>> begin SUPPLIED MATERIAL
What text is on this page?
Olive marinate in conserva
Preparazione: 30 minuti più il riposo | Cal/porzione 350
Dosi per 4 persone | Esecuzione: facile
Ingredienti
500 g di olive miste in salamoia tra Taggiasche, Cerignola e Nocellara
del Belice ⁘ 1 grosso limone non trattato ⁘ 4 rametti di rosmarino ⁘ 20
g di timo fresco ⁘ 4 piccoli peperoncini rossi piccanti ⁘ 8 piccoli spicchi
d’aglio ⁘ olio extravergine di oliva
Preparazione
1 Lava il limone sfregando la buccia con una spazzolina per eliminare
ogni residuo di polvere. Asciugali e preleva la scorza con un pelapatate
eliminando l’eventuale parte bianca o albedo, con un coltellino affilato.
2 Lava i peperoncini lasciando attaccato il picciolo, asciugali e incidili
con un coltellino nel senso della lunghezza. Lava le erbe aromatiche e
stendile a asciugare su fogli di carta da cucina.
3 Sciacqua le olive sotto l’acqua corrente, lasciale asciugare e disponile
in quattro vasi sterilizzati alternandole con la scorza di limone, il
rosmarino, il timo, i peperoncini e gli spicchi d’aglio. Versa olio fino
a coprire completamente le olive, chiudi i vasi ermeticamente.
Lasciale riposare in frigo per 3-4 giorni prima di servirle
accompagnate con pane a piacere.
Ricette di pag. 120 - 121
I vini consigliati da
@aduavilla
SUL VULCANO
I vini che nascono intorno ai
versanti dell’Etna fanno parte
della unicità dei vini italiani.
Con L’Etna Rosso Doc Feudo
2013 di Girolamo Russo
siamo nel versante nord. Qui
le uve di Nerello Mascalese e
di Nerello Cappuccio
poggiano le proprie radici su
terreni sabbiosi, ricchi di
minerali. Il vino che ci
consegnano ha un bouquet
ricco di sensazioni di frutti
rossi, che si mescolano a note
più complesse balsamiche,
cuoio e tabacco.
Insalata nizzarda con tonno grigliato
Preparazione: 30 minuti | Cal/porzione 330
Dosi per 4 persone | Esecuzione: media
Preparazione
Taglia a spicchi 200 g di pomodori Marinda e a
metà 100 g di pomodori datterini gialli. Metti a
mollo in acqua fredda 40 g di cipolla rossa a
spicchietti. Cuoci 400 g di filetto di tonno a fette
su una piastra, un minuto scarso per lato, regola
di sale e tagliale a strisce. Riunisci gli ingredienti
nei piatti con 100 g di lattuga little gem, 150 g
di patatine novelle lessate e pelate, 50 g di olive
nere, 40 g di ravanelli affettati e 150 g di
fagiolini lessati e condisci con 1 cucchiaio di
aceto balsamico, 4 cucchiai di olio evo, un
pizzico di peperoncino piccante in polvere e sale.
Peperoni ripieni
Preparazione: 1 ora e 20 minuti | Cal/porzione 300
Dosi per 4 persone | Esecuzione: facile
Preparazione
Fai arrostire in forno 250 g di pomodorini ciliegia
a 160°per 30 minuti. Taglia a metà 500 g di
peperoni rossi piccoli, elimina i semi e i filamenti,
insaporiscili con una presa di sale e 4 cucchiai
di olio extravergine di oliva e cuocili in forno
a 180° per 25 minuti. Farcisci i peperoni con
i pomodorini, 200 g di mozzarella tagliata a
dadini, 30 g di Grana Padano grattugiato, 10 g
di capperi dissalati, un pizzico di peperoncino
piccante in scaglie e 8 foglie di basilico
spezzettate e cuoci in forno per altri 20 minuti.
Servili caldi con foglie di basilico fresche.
>> end SUPPLIED MATERIAL
>> begin SUPPLIED MATERIAL
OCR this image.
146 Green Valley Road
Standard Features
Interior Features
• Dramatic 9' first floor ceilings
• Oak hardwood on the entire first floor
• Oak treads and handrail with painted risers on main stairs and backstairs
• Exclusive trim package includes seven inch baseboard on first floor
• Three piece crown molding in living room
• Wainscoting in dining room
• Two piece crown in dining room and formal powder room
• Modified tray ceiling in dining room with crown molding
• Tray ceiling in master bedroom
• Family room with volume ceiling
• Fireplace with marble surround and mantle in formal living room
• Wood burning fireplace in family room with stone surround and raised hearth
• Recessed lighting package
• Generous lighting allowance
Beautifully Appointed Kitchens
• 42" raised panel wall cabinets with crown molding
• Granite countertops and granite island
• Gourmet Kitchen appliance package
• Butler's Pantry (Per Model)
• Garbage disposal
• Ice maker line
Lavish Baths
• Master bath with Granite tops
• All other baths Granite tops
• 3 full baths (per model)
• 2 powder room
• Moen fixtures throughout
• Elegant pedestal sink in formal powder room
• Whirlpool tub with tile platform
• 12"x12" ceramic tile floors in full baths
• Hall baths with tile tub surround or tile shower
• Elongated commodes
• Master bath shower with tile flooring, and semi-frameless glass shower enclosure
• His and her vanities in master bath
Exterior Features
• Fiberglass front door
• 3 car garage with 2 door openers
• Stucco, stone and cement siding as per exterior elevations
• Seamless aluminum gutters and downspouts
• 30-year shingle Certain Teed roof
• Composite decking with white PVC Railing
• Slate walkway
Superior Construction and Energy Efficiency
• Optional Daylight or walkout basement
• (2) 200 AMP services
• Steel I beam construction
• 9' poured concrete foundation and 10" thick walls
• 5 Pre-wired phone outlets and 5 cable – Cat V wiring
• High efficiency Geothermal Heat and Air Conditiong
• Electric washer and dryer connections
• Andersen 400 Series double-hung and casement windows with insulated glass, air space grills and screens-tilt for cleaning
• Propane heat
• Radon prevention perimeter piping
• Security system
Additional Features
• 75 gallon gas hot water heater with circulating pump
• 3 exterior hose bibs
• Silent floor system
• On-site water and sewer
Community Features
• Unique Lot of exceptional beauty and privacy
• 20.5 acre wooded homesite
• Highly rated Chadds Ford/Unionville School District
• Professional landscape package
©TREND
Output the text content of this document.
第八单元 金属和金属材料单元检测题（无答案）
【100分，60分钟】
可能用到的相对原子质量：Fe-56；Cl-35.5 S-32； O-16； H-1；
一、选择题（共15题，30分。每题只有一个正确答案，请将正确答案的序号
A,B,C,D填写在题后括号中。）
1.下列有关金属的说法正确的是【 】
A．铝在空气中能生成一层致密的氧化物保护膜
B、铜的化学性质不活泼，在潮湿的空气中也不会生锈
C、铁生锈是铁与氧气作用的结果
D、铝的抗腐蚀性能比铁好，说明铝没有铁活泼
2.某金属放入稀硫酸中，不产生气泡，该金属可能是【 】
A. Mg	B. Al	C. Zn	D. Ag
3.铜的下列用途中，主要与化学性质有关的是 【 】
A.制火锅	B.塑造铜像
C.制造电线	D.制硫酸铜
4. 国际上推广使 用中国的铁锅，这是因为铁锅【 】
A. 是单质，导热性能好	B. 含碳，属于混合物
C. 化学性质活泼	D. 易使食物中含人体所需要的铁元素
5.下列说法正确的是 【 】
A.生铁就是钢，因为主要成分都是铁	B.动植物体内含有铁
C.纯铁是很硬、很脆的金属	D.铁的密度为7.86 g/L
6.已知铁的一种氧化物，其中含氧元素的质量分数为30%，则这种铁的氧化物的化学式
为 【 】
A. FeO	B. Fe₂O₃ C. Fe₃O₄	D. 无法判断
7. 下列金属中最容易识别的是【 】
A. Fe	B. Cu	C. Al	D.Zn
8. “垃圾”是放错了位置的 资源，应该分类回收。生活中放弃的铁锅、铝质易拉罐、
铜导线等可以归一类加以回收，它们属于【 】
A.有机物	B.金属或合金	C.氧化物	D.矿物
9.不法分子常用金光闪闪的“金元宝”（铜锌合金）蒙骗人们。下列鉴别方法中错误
>> end SUPPLIED MATERIAL
>> begin SUPPLIED MATERIAL
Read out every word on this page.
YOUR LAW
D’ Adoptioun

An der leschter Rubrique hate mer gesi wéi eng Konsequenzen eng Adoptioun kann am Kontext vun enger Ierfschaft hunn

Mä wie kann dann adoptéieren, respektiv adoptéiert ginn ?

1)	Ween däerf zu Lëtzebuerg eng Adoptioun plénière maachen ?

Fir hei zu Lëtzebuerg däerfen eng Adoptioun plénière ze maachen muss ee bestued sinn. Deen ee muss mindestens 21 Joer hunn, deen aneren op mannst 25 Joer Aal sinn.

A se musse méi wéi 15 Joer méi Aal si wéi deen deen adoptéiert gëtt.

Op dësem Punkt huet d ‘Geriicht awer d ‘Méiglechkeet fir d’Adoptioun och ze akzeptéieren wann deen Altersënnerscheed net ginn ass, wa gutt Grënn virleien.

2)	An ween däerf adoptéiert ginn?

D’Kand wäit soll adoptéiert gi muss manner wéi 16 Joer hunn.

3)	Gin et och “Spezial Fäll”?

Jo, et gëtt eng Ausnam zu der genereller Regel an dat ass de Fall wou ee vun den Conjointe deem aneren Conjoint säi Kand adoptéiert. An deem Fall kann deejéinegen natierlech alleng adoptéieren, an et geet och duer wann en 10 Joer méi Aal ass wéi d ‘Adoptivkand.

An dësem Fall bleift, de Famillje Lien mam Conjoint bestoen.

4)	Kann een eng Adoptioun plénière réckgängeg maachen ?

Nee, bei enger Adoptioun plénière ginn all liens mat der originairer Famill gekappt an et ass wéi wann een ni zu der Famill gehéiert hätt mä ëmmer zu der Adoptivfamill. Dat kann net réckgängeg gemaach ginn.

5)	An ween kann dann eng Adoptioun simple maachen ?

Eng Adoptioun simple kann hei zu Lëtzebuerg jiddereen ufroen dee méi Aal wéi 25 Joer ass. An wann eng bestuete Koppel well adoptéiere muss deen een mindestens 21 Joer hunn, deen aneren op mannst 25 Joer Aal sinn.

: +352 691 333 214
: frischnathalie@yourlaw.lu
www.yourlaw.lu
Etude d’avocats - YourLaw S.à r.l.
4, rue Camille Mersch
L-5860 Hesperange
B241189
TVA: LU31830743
>> end SUPPLIED MATERIAL
WHAT YOU ARE ASKED TO DO
Search the entries for the word "limone" and gather every line where it appears.

RESULT
del Belice ⁘ 1 grosso limone non trattato ⁘ 4 rametti di rosmarino ⁘ 20
1 Lava il limone sfregando la buccia con una spazzolina per eliminare
in quattro vasi sterilizzati alternandole con la scorza di limone, il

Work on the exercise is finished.